Shaun Mittwollen on the ascend. Photo credit: Daygin Prescott for The North Face

The main issue would be snowfalls, which have become incredibly fickle in recent years in Tasmania due to our impact on the climate. Until late August/early September there was essentially no skiable snow outside snowmaking areas at Ben Lomond. Even on the highest summits.

But if there’s one thing that would encourage snowfall that would be booking other plans. Of course as soon as my plans made me unavailable an amazing forecast perked up on the models. Two systems would impact Tasmania delivering 50-100cm of snow over the space of about 10 days. It was a proper quality system. Luckily, I was back home the day the weather broke after the storm and we didn’t miss out.

My main concern on the day was ice. The south face is exposed to constant winds and I was concerned the face would be scoured back to unedgeable ice. With slope angles over 50 degrees this would mean it would be unskiable, at least for my own abilities.

But on the day we encountered very little ice. The snow conditions were really quite incredible. Probably up there as the best snow I’ve skied in Tassie.

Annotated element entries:

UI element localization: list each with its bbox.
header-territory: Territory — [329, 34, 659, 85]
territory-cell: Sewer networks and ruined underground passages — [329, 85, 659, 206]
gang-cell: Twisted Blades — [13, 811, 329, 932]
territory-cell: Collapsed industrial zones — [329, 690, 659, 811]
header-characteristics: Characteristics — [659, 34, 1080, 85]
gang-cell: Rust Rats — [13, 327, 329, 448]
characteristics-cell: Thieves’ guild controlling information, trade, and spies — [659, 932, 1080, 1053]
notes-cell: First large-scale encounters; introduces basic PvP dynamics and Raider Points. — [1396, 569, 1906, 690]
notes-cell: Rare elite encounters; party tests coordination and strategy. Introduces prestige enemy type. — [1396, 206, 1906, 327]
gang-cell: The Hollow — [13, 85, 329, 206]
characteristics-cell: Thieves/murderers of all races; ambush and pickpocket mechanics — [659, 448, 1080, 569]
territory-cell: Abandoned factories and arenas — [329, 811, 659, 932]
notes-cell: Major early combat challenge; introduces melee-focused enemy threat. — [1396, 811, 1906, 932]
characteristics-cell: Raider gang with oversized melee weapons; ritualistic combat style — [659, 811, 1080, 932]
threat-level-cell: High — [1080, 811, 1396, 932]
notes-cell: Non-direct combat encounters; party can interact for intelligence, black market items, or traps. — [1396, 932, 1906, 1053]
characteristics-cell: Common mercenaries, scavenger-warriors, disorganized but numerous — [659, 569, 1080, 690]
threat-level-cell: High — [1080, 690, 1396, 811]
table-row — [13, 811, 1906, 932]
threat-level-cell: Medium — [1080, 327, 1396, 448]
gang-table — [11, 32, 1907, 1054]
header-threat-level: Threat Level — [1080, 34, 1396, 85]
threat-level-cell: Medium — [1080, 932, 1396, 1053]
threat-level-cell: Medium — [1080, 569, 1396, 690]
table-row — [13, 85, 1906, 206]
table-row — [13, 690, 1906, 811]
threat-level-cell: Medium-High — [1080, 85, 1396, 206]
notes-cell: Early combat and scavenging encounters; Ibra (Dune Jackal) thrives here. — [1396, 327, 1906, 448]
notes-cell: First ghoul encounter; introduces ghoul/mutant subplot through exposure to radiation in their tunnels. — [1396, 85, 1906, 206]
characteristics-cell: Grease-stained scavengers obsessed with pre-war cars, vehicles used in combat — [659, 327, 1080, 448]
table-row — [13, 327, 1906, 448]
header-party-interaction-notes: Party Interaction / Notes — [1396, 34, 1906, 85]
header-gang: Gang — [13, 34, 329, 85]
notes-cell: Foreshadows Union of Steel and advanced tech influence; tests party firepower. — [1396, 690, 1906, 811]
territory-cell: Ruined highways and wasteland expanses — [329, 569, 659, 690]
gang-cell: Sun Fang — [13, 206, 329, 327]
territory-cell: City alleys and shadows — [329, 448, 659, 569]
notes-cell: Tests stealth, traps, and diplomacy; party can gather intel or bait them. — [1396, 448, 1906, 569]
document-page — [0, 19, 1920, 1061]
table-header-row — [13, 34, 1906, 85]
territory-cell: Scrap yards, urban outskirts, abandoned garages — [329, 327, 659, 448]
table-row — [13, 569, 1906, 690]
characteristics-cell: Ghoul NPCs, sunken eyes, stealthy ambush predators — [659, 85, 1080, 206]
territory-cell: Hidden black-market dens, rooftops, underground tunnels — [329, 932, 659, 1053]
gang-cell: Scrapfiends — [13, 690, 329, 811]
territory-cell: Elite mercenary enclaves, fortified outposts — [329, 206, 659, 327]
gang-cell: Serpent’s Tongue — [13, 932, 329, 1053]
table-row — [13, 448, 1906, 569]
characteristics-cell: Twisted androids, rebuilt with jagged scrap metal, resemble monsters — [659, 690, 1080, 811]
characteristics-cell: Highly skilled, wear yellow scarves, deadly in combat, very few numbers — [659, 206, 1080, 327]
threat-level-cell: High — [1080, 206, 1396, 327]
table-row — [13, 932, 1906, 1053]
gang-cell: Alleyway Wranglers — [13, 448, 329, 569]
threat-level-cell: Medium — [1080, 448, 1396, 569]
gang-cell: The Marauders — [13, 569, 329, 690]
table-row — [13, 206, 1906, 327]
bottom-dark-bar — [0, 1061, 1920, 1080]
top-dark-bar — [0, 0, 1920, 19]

* **WHAT TO WORK ON**:
A. In the ski passage, what was the main concern on the day?
B. Please sum up the ski passage in two sentences.
C. Extend the ski passage from its final sentence.
These lines are separate material with no tie to the ski passage.

* **TASK RESPONSES**:
A. Ice, since the exposed south face might have been scoured back to unedgeable ice.

B. Fickle snowfall in Tasmania left almost no skiable snow outside snowmaking areas until late August or early September, when two systems delivered 50 to 100 cm over about 10 days. Although there was worry that the wind-exposed south face would be unskiable ice, there was very little ice, and the snow was among the best skied in Tassie.

C.
When we first edged into the south face, a nice field of soft snow quickly rolled out of view laced with rocks. The skis I was riding had a compressed core and busted sidewall after hitting similar rocks on Barn Bluff a few weeks prior (taking expressions of interest for a ski sponsor…). So I thought, ahh here we go again.

Nevertheless I skied towards the roll to have a proper look. It was easy to get between the rocks, and below that was another steeper snow spine built up behind a rock buttress. From there the slope rolled over further through fingery little chutes about a metre wide. This section was unskiable but an easy and fun downclimb for about 10m. Below that another steep snow gully.

With experience skiing in steep terrain I’ve become accustomed to gradients over 45 degrees and keeping a cool head above exposure. I think it was very fortunate the snow was so conducive to steep skiing.

Soft surface conditions dramatically reduced sliding hazard which I feel is the scariest aspect of steep skiing. And with this removed it was much easier to relax into the line.

Much of the line would have been between 45-50 degrees with the downclimb grading to possibly around 55.

Why has this descent not been done before?

There are very few people backcountry skiing in Tasmania and the conditions are very fickle. It’s not the kind of place you can just fly down to and expect to score even if you see a big storm.

You have to put in the time and effort to understand the peculiarities of access along with pinpointing micro influences on the weather and snow accumulations. Even getting to the trailhead after a big storm can be a huge hassle with many hurdles to overcome.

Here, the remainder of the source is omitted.